* Begin LISTING *
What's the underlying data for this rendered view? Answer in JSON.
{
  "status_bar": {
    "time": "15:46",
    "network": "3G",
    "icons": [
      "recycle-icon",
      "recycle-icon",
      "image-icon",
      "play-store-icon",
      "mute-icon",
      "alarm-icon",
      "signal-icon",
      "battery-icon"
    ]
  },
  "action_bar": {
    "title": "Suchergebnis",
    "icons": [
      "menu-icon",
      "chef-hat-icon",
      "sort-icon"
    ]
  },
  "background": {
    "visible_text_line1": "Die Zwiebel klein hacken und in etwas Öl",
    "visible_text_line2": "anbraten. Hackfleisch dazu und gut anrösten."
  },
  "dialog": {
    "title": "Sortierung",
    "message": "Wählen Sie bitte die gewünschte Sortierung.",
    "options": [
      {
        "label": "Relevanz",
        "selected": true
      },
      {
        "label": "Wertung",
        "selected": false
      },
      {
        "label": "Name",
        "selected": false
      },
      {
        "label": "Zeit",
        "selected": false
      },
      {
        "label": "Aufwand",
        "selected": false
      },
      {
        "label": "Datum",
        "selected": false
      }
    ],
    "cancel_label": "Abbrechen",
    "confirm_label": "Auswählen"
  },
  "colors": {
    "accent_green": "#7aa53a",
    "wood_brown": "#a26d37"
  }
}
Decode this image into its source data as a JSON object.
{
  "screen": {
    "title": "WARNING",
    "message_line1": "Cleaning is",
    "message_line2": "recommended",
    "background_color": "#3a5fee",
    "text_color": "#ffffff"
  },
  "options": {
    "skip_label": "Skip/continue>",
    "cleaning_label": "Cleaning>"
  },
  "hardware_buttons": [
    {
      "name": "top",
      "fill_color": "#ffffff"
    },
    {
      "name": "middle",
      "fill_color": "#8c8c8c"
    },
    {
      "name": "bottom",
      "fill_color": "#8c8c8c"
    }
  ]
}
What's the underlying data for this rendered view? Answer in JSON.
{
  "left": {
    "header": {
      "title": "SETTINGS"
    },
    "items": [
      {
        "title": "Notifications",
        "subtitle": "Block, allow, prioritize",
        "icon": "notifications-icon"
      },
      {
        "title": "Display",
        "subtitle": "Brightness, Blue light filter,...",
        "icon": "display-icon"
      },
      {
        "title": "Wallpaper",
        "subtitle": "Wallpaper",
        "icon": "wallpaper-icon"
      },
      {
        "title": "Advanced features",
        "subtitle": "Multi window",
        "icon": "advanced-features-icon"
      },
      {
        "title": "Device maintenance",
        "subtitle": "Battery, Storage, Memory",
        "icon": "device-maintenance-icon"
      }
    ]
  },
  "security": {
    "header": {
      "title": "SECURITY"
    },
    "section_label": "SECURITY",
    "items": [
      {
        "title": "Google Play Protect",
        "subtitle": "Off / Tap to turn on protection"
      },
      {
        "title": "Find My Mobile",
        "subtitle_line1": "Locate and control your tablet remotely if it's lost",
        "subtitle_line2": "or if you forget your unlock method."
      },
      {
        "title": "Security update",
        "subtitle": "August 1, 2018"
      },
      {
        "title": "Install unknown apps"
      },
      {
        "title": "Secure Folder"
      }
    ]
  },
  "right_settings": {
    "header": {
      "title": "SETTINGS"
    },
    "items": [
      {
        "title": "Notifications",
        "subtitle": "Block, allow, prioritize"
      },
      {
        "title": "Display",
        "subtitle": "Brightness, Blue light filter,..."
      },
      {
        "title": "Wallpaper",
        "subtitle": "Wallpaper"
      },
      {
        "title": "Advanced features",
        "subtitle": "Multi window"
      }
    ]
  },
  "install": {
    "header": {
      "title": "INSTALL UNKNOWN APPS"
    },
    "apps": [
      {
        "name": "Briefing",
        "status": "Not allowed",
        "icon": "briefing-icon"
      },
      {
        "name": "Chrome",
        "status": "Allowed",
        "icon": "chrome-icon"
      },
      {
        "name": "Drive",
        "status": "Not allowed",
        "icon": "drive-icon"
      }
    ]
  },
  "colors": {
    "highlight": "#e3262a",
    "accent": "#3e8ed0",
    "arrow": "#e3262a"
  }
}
* End LISTING *
§ **WHAT THE EXERCISE ASKS**
Give only the count of lines in which the string "filter" appears.

§ **FULL OUTPUT**
2